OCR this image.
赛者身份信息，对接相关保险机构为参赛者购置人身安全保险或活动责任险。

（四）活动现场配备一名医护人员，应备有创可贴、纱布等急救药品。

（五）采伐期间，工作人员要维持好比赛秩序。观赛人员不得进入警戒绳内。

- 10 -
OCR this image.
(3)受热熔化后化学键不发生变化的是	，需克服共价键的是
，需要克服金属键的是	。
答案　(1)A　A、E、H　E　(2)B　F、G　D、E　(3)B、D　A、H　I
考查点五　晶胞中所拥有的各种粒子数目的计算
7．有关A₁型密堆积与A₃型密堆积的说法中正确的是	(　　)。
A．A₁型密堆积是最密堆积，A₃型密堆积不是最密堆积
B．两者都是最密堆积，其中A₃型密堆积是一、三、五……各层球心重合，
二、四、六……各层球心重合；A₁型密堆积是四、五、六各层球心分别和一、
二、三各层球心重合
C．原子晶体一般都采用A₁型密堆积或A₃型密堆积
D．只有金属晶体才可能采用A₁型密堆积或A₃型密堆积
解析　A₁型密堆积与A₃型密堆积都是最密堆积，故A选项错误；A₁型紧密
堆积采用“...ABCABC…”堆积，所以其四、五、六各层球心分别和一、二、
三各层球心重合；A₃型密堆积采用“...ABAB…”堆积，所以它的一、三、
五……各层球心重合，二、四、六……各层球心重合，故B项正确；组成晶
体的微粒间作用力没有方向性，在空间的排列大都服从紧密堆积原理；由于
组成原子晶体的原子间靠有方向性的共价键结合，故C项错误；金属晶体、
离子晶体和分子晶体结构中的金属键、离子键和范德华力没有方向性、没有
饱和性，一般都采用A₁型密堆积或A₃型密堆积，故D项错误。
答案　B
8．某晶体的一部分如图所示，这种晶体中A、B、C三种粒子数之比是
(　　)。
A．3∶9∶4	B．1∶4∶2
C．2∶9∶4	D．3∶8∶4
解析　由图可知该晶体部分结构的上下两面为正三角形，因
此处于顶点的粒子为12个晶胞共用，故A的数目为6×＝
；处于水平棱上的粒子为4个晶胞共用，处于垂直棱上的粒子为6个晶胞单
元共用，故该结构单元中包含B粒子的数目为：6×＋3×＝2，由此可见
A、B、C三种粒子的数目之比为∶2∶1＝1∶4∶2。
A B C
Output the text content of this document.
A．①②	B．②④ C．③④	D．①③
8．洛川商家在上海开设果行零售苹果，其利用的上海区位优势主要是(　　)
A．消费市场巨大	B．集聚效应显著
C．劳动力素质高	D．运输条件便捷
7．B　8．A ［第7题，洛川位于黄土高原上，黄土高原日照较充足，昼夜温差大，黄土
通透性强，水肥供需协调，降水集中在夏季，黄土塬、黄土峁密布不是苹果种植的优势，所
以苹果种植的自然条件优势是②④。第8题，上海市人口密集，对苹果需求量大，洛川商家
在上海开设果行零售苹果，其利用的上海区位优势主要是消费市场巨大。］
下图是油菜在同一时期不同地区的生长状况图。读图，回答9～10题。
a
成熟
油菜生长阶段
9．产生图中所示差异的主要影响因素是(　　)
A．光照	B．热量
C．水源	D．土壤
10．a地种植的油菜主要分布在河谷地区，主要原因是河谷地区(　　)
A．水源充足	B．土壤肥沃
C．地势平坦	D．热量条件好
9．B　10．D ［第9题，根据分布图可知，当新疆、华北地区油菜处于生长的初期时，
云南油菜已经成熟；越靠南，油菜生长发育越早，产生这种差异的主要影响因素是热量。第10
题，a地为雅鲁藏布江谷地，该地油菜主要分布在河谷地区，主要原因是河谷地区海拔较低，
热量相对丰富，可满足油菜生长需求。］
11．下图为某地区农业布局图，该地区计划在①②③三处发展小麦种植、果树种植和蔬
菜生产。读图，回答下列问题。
:::
WHAT YOU ARE ASKED TO DO >>
Scan the entries above for the word "六各层球心分别和一" and collect each line holding it.

RESPONSE >>
二、四、六……各层球心重合；A₁型密堆积是四、五、六各层球心分别和一、
堆积采用“...ABCABC…”堆积，所以其四、五、六各层球心分别和一、二、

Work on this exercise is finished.